- Task to complete -
Can you write out all the lines word for word, with no pictures?

- Supplied records -
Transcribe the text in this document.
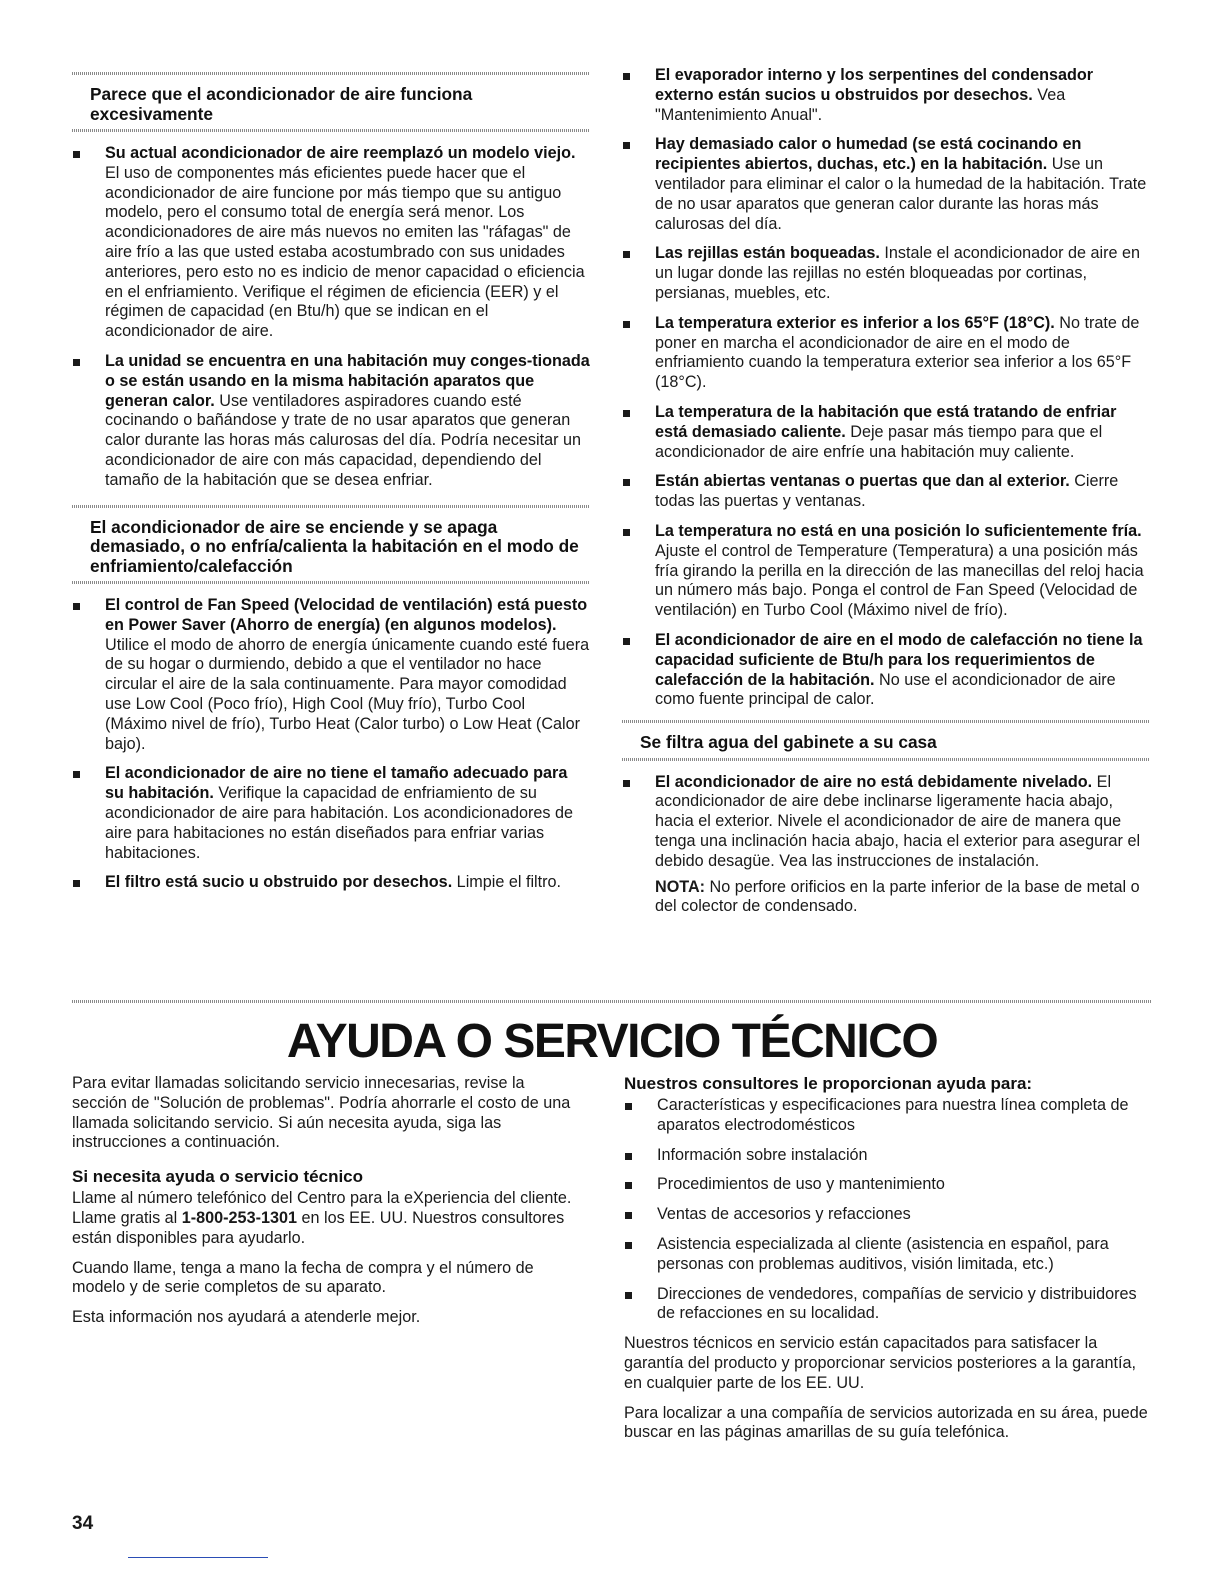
Parece que el acondicionador de aire funciona excesivamente
Su actual acondicionador de aire reemplazó un modelo viejo. El uso de componentes más eficientes puede hacer que el acondicionador de aire funcione por más tiempo que su antiguo modelo, pero el consumo total de energía será menor. Los acondicionadores de aire más nuevos no emiten las "ráfagas" de aire frío a las que usted estaba acostumbrado con sus unidades anteriores, pero esto no es indicio de menor capacidad o eficiencia en el enfriamiento. Verifique el régimen de eficiencia (EER) y el régimen de capacidad (en Btu/h) que se indican en el acondicionador de aire.
La unidad se encuentra en una habitación muy conges-tionada o se están usando en la misma habitación aparatos que generan calor. Use ventiladores aspiradores cuando esté cocinando o bañándose y trate de no usar aparatos que generan calor durante las horas más calurosas del día. Podría necesitar un acondicionador de aire con más capacidad, dependiendo del tamaño de la habitación que se desea enfriar.
El acondicionador de aire se enciende y se apaga demasiado, o no enfría/calienta la habitación en el modo de enfriamiento/calefacción
El control de Fan Speed (Velocidad de ventilación) está puesto en Power Saver (Ahorro de energía) (en algunos modelos). Utilice el modo de ahorro de energía únicamente cuando esté fuera de su hogar o durmiendo, debido a que el ventilador no hace circular el aire de la sala continuamente. Para mayor comodidad use Low Cool (Poco frío), High Cool (Muy frío), Turbo Cool (Máximo nivel de frío), Turbo Heat (Calor turbo) o Low Heat (Calor bajo).
El acondicionador de aire no tiene el tamaño adecuado para su habitación. Verifique la capacidad de enfriamiento de su acondicionador de aire para habitación. Los acondicionadores de aire para habitaciones no están diseñados para enfriar varias habitaciones.
El filtro está sucio u obstruido por desechos. Limpie el filtro.
El evaporador interno y los serpentines del condensador externo están sucios u obstruidos por desechos. Vea "Mantenimiento Anual".
Hay demasiado calor o humedad (se está cocinando en recipientes abiertos, duchas, etc.) en la habitación. Use un ventilador para eliminar el calor o la humedad de la habitación. Trate de no usar aparatos que generan calor durante las horas más calurosas del día.
Las rejillas están boqueadas. Instale el acondicionador de aire en un lugar donde las rejillas no estén bloqueadas por cortinas, persianas, muebles, etc.
La temperatura exterior es inferior a los 65°F (18°C). No trate de poner en marcha el acondicionador de aire en el modo de enfriamiento cuando la temperatura exterior sea inferior a los 65°F (18°C).
La temperatura de la habitación que está tratando de enfriar está demasiado caliente. Deje pasar más tiempo para que el acondicionador de aire enfríe una habitación muy caliente.
Están abiertas ventanas o puertas que dan al exterior. Cierre todas las puertas y ventanas.
La temperatura no está en una posición lo suficientemente fría. Ajuste el control de Temperature (Temperatura) a una posición más fría girando la perilla en la dirección de las manecillas del reloj hacia un número más bajo. Ponga el control de Fan Speed (Velocidad de ventilación) en Turbo Cool (Máximo nivel de frío).
El acondicionador de aire en el modo de calefacción no tiene la capacidad suficiente de Btu/h para los requerimientos de calefacción de la habitación. No use el acondicionador de aire como fuente principal de calor.
Se filtra agua del gabinete a su casa
El acondicionador de aire no está debidamente nivelado. El acondicionador de aire debe inclinarse ligeramente hacia abajo, hacia el exterior. Nivele el acondicionador de aire de manera que tenga una inclinación hacia abajo, hacia el exterior para asegurar el debido desagüe. Vea las instrucciones de instalación.

NOTA: No perfore orificios en la parte inferior de la base de metal o del colector de condensado.

AYUDA O SERVICIO TÉCNICO

Para evitar llamadas solicitando servicio innecesarias, revise la sección de "Solución de problemas". Podría ahorrarle el costo de una llamada solicitando servicio. Si aún necesita ayuda, siga las instrucciones a continuación.

Si necesita ayuda o servicio técnico

Llame al número telefónico del Centro para la eXperiencia del cliente. Llame gratis al 1-800-253-1301 en los EE. UU. Nuestros consultores están disponibles para ayudarlo.

Cuando llame, tenga a mano la fecha de compra y el número de modelo y de serie completos de su aparato.

Esta información nos ayudará a atenderle mejor.

Nuestros consultores le proporcionan ayuda para:
Características y especificaciones para nuestra línea completa de aparatos electrodomésticos
Información sobre instalación
Procedimientos de uso y mantenimiento
Ventas de accesorios y refacciones
Asistencia especializada al cliente (asistencia en español, para personas con problemas auditivos, visión limitada, etc.)
Direcciones de vendedores, compañías de servicio y distribuidores de refacciones en su localidad.

Nuestros técnicos en servicio están capacitados para satisfacer la garantía del producto y proporcionar servicios posteriores a la garantía, en cualquier parte de los EE. UU.

Para localizar a una compañía de servicios autorizada en su área, puede buscar en las páginas amarillas de su guía telefónica.

34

- Task solution -
Transcribe the text in this document.
Parece que el acondicionador de aire funciona excesivamente
Su actual acondicionador de aire reemplazó un modelo viejo. El uso de componentes más eficientes puede hacer que el acondicionador de aire funcione por más tiempo que su antiguo modelo, pero el consumo total de energía será menor. Los acondicionadores de aire más nuevos no emiten las "ráfagas" de aire frío a las que usted estaba acostumbrado con sus unidades anteriores, pero esto no es indicio de menor capacidad o eficiencia en el enfriamiento. Verifique el régimen de eficiencia (EER) y el régimen de capacidad (en Btu/h) que se indican en el acondicionador de aire.
La unidad se encuentra en una habitación muy conges-tionada o se están usando en la misma habitación aparatos que generan calor. Use ventiladores aspiradores cuando esté cocinando o bañándose y trate de no usar aparatos que generan calor durante las horas más calurosas del día. Podría necesitar un acondicionador de aire con más capacidad, dependiendo del tamaño de la habitación que se desea enfriar.
El acondicionador de aire se enciende y se apaga demasiado, o no enfría/calienta la habitación en el modo de enfriamiento/calefacción
El control de Fan Speed (Velocidad de ventilación) está puesto en Power Saver (Ahorro de energía) (en algunos modelos). Utilice el modo de ahorro de energía únicamente cuando esté fuera de su hogar o durmiendo, debido a que el ventilador no hace circular el aire de la sala continuamente. Para mayor comodidad use Low Cool (Poco frío), High Cool (Muy frío), Turbo Cool (Máximo nivel de frío), Turbo Heat (Calor turbo) o Low Heat (Calor bajo).
El acondicionador de aire no tiene el tamaño adecuado para su habitación. Verifique la capacidad de enfriamiento de su acondicionador de aire para habitación. Los acondicionadores de aire para habitaciones no están diseñados para enfriar varias habitaciones.
El filtro está sucio u obstruido por desechos. Limpie el filtro.
El evaporador interno y los serpentines del condensador externo están sucios u obstruidos por desechos. Vea "Mantenimiento Anual".
Hay demasiado calor o humedad (se está cocinando en recipientes abiertos, duchas, etc.) en la habitación. Use un ventilador para eliminar el calor o la humedad de la habitación. Trate de no usar aparatos que generan calor durante las horas más calurosas del día.
Las rejillas están boqueadas. Instale el acondicionador de aire en un lugar donde las rejillas no estén bloqueadas por cortinas, persianas, muebles, etc.
La temperatura exterior es inferior a los 65°F (18°C). No trate de poner en marcha el acondicionador de aire en el modo de enfriamiento cuando la temperatura exterior sea inferior a los 65°F (18°C).
La temperatura de la habitación que está tratando de enfriar está demasiado caliente. Deje pasar más tiempo para que el acondicionador de aire enfríe una habitación muy caliente.
Están abiertas ventanas o puertas que dan al exterior. Cierre todas las puertas y ventanas.
La temperatura no está en una posición lo suficientemente fría. Ajuste el control de Temperature (Temperatura) a una posición más fría girando la perilla en la dirección de las manecillas del reloj hacia un número más bajo. Ponga el control de Fan Speed (Velocidad de ventilación) en Turbo Cool (Máximo nivel de frío).
El acondicionador de aire en el modo de calefacción no tiene la capacidad suficiente de Btu/h para los requerimientos de calefacción de la habitación. No use el acondicionador de aire como fuente principal de calor.
Se filtra agua del gabinete a su casa
El acondicionador de aire no está debidamente nivelado. El acondicionador de aire debe inclinarse ligeramente hacia abajo, hacia el exterior. Nivele el acondicionador de aire de manera que tenga una inclinación hacia abajo, hacia el exterior para asegurar el debido desagüe. Vea las instrucciones de instalación.

NOTA: No perfore orificios en la parte inferior de la base de metal o del colector de condensado.

AYUDA O SERVICIO TÉCNICO

Para evitar llamadas solicitando servicio innecesarias, revise la sección de "Solución de problemas". Podría ahorrarle el costo de una llamada solicitando servicio. Si aún necesita ayuda, siga las instrucciones a continuación.

Si necesita ayuda o servicio técnico

Llame al número telefónico del Centro para la eXperiencia del cliente. Llame gratis al 1-800-253-1301 en los EE. UU. Nuestros consultores están disponibles para ayudarlo.

Cuando llame, tenga a mano la fecha de compra y el número de modelo y de serie completos de su aparato.

Esta información nos ayudará a atenderle mejor.

Nuestros consultores le proporcionan ayuda para:
Características y especificaciones para nuestra línea completa de aparatos electrodomésticos
Información sobre instalación
Procedimientos de uso y mantenimiento
Ventas de accesorios y refacciones
Asistencia especializada al cliente (asistencia en español, para personas con problemas auditivos, visión limitada, etc.)
Direcciones de vendedores, compañías de servicio y distribuidores de refacciones en su localidad.

Nuestros técnicos en servicio están capacitados para satisfacer la garantía del producto y proporcionar servicios posteriores a la garantía, en cualquier parte de los EE. UU.

Para localizar a una compañía de servicios autorizada en su área, puede buscar en las páginas amarillas de su guía telefónica.

34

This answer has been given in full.